═══ EXCERPTED DATA

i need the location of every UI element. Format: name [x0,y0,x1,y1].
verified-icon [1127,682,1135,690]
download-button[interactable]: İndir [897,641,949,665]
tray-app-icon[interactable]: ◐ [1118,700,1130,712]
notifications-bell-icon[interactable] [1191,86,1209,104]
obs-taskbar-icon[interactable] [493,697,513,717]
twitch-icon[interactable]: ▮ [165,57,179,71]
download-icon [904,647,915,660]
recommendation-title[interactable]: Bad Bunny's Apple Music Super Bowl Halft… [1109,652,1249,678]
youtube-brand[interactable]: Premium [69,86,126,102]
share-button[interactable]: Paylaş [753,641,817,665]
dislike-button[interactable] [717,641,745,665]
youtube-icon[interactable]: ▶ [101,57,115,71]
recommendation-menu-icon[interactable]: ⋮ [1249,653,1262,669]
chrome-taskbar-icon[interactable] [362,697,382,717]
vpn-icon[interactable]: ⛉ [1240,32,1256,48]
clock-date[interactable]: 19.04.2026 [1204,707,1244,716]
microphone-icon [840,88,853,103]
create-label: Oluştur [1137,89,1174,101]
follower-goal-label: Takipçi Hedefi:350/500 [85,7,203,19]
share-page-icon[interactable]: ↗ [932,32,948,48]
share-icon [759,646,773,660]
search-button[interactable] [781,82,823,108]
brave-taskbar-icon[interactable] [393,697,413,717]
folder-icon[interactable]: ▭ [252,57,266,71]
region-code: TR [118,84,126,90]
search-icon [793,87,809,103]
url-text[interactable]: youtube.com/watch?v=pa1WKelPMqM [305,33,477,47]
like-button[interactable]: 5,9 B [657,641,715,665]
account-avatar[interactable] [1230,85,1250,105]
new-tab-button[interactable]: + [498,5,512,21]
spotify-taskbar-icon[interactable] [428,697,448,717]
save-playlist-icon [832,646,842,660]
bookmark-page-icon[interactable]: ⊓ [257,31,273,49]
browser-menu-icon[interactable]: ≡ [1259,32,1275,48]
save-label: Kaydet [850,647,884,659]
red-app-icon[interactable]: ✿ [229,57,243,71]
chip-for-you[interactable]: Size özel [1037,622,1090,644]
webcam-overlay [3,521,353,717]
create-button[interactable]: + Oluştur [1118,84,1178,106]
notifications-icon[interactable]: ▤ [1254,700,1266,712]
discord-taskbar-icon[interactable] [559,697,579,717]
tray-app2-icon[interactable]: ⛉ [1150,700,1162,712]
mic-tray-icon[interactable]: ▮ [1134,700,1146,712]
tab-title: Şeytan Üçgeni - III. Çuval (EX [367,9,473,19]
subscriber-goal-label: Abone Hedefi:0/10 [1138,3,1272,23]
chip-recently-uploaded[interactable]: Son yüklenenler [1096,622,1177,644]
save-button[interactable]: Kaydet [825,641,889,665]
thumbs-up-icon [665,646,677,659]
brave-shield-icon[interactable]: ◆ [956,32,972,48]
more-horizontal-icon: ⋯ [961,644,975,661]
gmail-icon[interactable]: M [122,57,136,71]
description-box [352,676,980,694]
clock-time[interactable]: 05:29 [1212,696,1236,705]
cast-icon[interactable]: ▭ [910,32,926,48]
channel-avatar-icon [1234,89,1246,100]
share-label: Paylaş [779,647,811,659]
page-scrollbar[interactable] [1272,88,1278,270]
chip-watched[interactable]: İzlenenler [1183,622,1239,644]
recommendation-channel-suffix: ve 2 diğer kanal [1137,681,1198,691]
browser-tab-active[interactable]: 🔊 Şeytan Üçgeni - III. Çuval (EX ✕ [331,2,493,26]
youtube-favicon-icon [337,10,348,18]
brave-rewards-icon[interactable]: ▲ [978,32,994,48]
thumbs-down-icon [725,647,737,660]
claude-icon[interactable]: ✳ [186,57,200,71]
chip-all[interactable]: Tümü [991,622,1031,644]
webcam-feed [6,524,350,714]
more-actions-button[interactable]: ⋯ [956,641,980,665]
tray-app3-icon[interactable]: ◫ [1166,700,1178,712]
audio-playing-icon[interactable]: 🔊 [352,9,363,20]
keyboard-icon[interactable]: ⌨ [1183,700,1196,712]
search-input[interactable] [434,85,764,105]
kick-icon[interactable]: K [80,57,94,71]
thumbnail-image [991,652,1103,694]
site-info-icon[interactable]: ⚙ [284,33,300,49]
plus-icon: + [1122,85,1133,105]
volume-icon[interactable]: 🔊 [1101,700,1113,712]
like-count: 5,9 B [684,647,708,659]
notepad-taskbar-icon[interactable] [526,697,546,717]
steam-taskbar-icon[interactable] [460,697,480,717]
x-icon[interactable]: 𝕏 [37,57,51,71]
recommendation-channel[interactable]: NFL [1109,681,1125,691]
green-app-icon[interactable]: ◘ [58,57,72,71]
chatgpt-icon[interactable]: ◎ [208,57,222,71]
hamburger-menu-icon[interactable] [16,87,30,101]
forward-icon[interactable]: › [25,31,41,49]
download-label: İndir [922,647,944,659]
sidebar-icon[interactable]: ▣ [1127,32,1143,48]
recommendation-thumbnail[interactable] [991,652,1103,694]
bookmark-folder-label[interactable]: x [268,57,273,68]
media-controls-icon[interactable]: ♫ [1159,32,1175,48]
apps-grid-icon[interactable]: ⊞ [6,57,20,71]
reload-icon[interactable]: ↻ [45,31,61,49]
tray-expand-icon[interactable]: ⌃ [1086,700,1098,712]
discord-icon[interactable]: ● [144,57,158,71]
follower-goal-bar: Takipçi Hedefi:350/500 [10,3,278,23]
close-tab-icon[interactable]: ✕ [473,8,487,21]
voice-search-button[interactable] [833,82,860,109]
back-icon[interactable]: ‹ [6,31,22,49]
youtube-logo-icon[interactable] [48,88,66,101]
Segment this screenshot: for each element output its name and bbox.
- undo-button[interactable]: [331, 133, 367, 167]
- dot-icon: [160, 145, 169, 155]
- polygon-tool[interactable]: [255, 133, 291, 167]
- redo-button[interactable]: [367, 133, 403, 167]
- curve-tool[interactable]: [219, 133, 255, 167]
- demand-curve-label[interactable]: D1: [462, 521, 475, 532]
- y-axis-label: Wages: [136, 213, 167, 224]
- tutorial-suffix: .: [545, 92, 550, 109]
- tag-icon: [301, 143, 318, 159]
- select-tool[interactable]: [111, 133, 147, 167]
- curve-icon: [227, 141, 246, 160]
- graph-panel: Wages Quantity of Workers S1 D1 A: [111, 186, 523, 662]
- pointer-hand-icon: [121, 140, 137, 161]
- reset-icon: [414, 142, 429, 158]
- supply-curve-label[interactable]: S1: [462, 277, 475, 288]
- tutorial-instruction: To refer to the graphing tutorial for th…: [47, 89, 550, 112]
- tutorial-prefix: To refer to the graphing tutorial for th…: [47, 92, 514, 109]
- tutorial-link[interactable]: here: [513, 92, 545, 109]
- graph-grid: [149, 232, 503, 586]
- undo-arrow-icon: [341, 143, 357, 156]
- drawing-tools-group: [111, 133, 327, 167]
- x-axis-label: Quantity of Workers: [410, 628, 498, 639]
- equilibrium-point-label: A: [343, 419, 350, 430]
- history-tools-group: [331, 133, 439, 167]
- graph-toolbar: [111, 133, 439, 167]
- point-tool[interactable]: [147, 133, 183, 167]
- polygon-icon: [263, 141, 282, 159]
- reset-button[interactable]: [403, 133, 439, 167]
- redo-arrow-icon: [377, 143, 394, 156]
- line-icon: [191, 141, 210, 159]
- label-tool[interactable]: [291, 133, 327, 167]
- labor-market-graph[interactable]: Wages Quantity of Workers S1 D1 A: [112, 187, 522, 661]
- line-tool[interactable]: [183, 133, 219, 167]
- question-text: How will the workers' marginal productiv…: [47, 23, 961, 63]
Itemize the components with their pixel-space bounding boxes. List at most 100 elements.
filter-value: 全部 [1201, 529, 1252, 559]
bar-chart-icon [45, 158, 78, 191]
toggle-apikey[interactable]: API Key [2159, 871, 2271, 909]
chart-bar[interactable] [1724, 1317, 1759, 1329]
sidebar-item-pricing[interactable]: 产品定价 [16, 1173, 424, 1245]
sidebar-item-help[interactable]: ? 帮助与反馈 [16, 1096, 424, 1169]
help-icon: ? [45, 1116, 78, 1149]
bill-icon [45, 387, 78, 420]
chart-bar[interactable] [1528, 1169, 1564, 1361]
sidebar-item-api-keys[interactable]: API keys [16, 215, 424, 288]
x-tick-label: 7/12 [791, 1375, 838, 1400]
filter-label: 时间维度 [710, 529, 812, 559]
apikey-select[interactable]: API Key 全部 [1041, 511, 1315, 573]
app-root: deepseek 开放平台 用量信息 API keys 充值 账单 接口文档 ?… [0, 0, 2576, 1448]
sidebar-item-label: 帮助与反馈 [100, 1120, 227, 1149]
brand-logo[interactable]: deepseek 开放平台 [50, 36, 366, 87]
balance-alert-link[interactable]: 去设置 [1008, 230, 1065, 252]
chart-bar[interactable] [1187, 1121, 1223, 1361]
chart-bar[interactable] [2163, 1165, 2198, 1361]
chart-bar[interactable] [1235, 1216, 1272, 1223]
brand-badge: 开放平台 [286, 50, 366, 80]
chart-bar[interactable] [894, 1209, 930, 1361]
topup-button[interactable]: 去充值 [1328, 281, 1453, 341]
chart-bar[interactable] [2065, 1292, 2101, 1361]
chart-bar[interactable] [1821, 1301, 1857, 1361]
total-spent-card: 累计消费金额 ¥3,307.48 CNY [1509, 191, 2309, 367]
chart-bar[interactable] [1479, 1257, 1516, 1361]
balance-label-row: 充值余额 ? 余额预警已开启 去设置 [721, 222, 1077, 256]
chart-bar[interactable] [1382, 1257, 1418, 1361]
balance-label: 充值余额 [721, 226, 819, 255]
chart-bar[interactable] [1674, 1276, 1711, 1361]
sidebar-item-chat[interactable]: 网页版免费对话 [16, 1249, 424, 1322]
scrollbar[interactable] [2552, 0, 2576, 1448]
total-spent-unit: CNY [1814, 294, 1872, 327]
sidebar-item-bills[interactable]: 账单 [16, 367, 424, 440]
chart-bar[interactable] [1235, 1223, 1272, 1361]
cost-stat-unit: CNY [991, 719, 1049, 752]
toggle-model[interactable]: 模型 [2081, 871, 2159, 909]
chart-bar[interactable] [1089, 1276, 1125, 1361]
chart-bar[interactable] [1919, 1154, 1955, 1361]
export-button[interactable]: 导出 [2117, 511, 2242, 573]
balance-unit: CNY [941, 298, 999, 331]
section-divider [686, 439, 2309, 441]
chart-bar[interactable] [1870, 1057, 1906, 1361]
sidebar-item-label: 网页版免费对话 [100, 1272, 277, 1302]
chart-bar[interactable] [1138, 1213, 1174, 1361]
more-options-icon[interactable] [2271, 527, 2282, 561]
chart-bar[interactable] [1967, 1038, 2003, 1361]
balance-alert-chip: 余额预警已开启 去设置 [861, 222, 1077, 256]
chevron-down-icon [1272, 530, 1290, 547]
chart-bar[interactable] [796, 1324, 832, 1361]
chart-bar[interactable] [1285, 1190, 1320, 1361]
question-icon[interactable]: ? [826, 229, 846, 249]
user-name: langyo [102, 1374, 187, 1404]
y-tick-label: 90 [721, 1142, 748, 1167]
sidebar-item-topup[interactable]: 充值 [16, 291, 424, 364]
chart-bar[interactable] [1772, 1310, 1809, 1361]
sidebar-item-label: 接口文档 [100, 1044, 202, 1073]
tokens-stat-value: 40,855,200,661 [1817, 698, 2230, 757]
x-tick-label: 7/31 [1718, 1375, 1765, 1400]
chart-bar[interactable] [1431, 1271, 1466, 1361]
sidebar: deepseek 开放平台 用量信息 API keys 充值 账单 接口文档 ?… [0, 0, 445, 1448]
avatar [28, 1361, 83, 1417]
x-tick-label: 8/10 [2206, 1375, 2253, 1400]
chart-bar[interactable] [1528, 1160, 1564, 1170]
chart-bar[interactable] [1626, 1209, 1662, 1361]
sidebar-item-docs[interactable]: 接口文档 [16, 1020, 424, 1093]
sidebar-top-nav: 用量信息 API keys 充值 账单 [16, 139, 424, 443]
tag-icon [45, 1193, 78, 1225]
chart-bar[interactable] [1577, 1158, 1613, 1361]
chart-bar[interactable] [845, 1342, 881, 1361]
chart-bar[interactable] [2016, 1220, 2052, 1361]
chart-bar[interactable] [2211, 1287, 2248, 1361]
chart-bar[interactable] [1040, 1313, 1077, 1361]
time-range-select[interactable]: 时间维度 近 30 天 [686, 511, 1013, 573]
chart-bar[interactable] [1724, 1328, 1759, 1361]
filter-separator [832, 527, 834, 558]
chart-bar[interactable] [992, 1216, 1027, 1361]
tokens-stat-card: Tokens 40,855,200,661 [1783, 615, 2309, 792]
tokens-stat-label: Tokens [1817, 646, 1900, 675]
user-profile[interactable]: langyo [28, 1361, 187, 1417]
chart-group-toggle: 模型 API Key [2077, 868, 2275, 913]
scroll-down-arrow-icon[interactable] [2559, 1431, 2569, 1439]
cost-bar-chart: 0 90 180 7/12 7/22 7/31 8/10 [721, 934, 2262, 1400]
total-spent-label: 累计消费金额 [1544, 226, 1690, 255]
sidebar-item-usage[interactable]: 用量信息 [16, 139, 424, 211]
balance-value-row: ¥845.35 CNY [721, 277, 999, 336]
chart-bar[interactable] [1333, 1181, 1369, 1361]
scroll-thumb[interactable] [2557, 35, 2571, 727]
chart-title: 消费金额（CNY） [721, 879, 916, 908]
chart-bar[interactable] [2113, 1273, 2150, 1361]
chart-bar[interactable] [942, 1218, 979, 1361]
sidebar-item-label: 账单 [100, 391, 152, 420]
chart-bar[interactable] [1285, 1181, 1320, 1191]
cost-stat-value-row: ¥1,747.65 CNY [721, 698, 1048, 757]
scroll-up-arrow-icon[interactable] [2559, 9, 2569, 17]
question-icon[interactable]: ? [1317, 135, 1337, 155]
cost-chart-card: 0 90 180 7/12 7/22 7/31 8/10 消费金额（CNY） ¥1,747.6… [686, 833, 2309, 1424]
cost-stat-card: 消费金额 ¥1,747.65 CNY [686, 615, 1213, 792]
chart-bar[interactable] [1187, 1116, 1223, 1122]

══════

• _STATED EXERCISE_
Convert the lines running from the start of the entries up to and including the line with "youtube-icon[interactable]: ▶ [101,57,115,71]" into a JSON list of strings, one string per line, omitting any blank lines.

• _COMPLETE RESPONSE_
[
  "i need the location of every UI element. Format: name [x0,y0,x1,y1].",
  "verified-icon [1127,682,1135,690]",
  "download-button[interactable]: İndir [897,641,949,665]",
  "tray-app-icon[interactable]: ◐ [1118,700,1130,712]",
  "notifications-bell-icon[interactable] [1191,86,1209,104]",
  "obs-taskbar-icon[interactable] [493,697,513,717]",
  "twitch-icon[interactable]: ▮ [165,57,179,71]",
  "download-icon [904,647,915,660]",
  "recommendation-title[interactable]: Bad Bunny's Apple Music Super Bowl Halft… [1109,652,1249,678]",
  "youtube-brand[interactable]: Premium [69,86,126,102]",
  "share-button[interactable]: Paylaş [753,641,817,665]",
  "dislike-button[interactable] [717,641,745,665]",
  "youtube-icon[interactable]: ▶ [101,57,115,71]"
]